Below are some records. Pull every line that contains the word "JSON".

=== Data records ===
** Start **
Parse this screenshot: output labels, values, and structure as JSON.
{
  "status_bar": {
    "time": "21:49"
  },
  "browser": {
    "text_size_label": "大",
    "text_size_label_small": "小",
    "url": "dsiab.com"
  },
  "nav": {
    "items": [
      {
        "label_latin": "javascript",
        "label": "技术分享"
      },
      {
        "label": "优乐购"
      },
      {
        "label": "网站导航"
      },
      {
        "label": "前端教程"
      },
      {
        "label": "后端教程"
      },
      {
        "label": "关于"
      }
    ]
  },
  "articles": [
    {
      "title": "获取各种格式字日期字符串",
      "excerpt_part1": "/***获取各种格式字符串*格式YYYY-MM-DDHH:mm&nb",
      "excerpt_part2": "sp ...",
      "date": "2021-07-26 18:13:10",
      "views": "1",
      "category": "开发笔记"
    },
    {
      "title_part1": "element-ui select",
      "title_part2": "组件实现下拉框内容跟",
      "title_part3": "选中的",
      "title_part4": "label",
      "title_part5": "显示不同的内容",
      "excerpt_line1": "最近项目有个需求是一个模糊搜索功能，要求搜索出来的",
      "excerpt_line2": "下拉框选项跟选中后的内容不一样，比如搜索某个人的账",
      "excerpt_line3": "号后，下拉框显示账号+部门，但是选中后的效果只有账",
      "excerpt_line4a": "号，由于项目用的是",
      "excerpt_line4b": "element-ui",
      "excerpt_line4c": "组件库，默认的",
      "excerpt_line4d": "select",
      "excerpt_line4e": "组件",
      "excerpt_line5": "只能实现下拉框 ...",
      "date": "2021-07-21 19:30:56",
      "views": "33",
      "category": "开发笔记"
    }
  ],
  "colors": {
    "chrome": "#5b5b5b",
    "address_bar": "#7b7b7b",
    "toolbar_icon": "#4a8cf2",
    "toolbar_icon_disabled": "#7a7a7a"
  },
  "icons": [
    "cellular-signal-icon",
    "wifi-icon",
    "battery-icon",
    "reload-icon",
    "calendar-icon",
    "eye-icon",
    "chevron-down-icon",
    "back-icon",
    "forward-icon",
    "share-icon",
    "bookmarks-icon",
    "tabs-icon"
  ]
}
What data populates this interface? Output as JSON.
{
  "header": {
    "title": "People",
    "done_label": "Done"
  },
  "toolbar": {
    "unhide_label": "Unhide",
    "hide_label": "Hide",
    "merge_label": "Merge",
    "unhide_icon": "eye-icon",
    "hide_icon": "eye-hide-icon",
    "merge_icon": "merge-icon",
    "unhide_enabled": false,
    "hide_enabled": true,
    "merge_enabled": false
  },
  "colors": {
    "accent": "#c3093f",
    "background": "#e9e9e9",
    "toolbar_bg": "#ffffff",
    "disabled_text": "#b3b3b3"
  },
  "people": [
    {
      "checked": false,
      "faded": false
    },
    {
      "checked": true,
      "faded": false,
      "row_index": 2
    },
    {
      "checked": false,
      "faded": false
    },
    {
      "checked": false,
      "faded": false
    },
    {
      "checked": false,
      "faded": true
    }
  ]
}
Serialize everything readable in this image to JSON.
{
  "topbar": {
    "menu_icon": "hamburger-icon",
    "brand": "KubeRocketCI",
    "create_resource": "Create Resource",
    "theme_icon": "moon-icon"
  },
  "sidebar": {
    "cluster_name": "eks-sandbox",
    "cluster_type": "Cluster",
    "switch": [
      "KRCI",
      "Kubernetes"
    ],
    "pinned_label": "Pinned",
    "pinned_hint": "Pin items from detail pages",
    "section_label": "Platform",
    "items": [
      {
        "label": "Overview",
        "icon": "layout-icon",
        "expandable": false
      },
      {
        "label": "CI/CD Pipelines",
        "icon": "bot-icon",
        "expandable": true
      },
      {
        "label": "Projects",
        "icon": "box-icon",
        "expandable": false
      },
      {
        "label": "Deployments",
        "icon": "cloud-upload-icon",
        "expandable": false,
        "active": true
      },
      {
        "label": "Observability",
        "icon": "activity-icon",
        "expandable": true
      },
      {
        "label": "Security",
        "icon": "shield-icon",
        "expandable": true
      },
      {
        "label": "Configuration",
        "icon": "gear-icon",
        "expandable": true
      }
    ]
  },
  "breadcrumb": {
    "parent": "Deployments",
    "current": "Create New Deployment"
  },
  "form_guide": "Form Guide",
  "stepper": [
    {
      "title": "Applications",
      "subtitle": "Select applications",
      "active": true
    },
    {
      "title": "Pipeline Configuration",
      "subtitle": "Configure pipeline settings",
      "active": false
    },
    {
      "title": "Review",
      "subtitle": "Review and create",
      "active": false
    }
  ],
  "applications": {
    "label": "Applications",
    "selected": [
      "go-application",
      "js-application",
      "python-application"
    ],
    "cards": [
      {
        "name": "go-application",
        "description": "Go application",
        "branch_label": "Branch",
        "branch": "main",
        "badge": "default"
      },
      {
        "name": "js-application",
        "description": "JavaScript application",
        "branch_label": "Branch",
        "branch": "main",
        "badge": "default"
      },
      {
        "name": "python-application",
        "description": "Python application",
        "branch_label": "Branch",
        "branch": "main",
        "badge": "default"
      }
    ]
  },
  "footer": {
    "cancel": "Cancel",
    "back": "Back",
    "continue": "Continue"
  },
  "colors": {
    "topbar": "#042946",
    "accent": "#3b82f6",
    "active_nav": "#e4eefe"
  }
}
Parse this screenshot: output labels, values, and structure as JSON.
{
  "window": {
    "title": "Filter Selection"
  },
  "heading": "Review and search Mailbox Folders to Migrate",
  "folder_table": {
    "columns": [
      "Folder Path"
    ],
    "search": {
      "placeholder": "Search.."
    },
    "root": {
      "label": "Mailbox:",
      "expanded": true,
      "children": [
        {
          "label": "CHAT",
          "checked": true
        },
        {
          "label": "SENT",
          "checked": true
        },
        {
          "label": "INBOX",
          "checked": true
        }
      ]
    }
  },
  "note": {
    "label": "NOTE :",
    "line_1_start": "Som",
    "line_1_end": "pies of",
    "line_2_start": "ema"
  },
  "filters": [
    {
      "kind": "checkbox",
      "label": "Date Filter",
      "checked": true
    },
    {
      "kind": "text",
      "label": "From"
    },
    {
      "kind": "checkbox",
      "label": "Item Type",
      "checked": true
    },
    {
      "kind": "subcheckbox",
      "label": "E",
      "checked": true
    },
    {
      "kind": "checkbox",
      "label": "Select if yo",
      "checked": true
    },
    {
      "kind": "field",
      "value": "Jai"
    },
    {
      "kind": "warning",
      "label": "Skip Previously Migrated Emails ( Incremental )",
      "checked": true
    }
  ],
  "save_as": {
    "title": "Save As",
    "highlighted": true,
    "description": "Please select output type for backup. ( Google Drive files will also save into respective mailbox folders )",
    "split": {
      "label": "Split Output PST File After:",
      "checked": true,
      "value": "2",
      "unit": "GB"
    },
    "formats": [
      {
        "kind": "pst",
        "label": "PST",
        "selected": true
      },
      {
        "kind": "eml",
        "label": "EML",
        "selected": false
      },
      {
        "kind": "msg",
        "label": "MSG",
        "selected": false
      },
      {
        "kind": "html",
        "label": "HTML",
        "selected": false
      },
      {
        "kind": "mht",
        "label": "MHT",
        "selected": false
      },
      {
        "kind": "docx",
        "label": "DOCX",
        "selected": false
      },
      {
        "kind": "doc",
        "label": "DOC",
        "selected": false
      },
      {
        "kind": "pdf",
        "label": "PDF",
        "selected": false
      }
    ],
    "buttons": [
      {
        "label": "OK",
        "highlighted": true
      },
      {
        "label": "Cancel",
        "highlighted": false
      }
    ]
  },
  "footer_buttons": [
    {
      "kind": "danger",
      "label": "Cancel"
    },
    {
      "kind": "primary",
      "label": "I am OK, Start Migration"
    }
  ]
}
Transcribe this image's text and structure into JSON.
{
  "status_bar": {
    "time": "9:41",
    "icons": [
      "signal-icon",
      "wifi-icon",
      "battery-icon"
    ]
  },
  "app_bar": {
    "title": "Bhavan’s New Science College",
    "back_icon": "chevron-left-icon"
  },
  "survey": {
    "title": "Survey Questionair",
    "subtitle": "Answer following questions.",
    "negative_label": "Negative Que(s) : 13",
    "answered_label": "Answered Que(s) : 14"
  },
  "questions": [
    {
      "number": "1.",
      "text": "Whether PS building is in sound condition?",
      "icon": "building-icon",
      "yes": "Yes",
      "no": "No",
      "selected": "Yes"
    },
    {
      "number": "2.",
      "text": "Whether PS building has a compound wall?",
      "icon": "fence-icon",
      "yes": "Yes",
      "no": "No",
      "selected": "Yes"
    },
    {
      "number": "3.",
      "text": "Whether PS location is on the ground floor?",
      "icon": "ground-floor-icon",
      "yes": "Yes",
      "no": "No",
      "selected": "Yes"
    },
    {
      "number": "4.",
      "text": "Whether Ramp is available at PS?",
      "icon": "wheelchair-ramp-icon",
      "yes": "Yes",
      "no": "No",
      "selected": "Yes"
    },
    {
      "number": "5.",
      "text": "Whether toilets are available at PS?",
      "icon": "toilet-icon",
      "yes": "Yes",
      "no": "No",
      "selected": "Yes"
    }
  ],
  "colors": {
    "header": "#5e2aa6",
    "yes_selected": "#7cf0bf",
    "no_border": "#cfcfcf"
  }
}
** End **
=== Output of the task ===
Parse this screenshot: output labels, values, and structure as JSON.
What data populates this interface? Output as JSON.
Serialize everything readable in this image to JSON.
Parse this screenshot: output labels, values, and structure as JSON.
Transcribe this image's text and structure into JSON.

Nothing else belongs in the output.